Work instructions >> Return every line below as is, leaving out the pictures.

────────────────────────────────────────

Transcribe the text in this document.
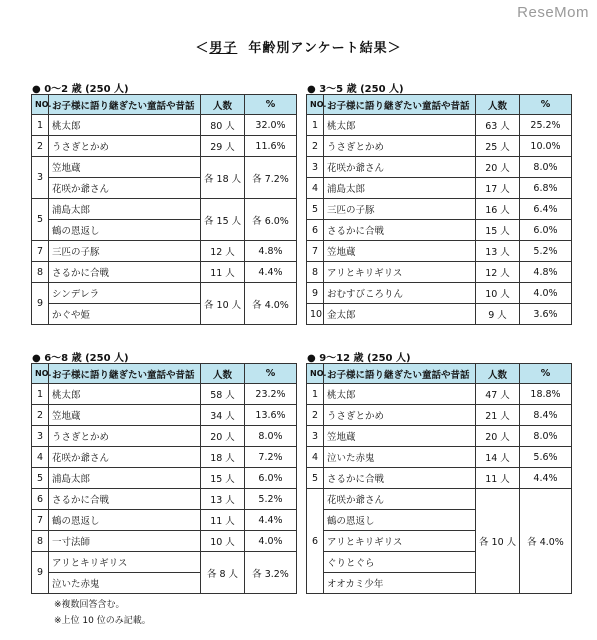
ReseMom
＜男子 年齢別アンケート結果＞
● 0〜2 歳 (250 人)
NO.	お子様に語り継ぎたい童話や昔話	人数	%
1	桃太郎	80 人	32.0%
2	うさぎとかめ	29 人	11.6%
3	笠地蔵	各 18 人	各 7.2%
	花咲か爺さん		
5	浦島太郎	各 15 人	各 6.0%
	鶴の恩返し		
7	三匹の子豚	12 人	4.8%
8	さるかに合戦	11 人	4.4%
9	シンデレラ	各 10 人	各 4.0%
	かぐや姫		
● 3〜5 歳 (250 人)
NO.	お子様に語り継ぎたい童話や昔話	人数	%
1	桃太郎	63 人	25.2%
2	うさぎとかめ	25 人	10.0%
3	花咲か爺さん	20 人	8.0%
4	浦島太郎	17 人	6.8%
5	三匹の子豚	16 人	6.4%
6	さるかに合戦	15 人	6.0%
7	笠地蔵	13 人	5.2%
8	アリとキリギリス	12 人	4.8%
9	おむすびころりん	10 人	4.0%
10	金太郎	9 人	3.6%
● 6〜8 歳 (250 人)
NO.	お子様に語り継ぎたい童話や昔話	人数	%
1	桃太郎	58 人	23.2%
2	笠地蔵	34 人	13.6%
3	うさぎとかめ	20 人	8.0%
4	花咲か爺さん	18 人	7.2%
5	浦島太郎	15 人	6.0%
6	さるかに合戦	13 人	5.2%
7	鶴の恩返し	11 人	4.4%
8	一寸法師	10 人	4.0%
9	アリとキリギリス	各 8 人	各 3.2%
	泣いた赤鬼		
● 9〜12 歳 (250 人)
NO.	お子様に語り継ぎたい童話や昔話	人数	%
1	桃太郎	47 人	18.8%
2	うさぎとかめ	21 人	8.4%
3	笠地蔵	20 人	8.0%
4	泣いた赤鬼	14 人	5.6%
5	さるかに合戦	11 人	4.4%
6	花咲か爺さん	各 10 人	各 4.0%
	鶴の恩返し		
	アリとキリギリス		
	ぐりとぐら		
	オオカミ少年		
※複数回答含む。
※上位 10 位のみ記載。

────────────────────────────────────────

Finished answer >>
Transcribe the text in this document.
ReseMom
＜男子 年齢別アンケート結果＞
● 0〜2 歳 (250 人)
NO.	お子様に語り継ぎたい童話や昔話	人数	%
1	桃太郎	80 人	32.0%
2	うさぎとかめ	29 人	11.6%
3	笠地蔵	各 18 人	各 7.2%
	花咲か爺さん		
5	浦島太郎	各 15 人	各 6.0%
	鶴の恩返し		
7	三匹の子豚	12 人	4.8%
8	さるかに合戦	11 人	4.4%
9	シンデレラ	各 10 人	各 4.0%
	かぐや姫		
● 3〜5 歳 (250 人)
NO.	お子様に語り継ぎたい童話や昔話	人数	%
1	桃太郎	63 人	25.2%
2	うさぎとかめ	25 人	10.0%
3	花咲か爺さん	20 人	8.0%
4	浦島太郎	17 人	6.8%
5	三匹の子豚	16 人	6.4%
6	さるかに合戦	15 人	6.0%
7	笠地蔵	13 人	5.2%
8	アリとキリギリス	12 人	4.8%
9	おむすびころりん	10 人	4.0%
10	金太郎	9 人	3.6%
● 6〜8 歳 (250 人)
NO.	お子様に語り継ぎたい童話や昔話	人数	%
1	桃太郎	58 人	23.2%
2	笠地蔵	34 人	13.6%
3	うさぎとかめ	20 人	8.0%
4	花咲か爺さん	18 人	7.2%
5	浦島太郎	15 人	6.0%
6	さるかに合戦	13 人	5.2%
7	鶴の恩返し	11 人	4.4%
8	一寸法師	10 人	4.0%
9	アリとキリギリス	各 8 人	各 3.2%
	泣いた赤鬼		
● 9〜12 歳 (250 人)
NO.	お子様に語り継ぎたい童話や昔話	人数	%
1	桃太郎	47 人	18.8%
2	うさぎとかめ	21 人	8.4%
3	笠地蔵	20 人	8.0%
4	泣いた赤鬼	14 人	5.6%
5	さるかに合戦	11 人	4.4%
6	花咲か爺さん	各 10 人	各 4.0%
	鶴の恩返し		
	アリとキリギリス		
	ぐりとぐら		
	オオカミ少年		
※複数回答含む。
※上位 10 位のみ記載。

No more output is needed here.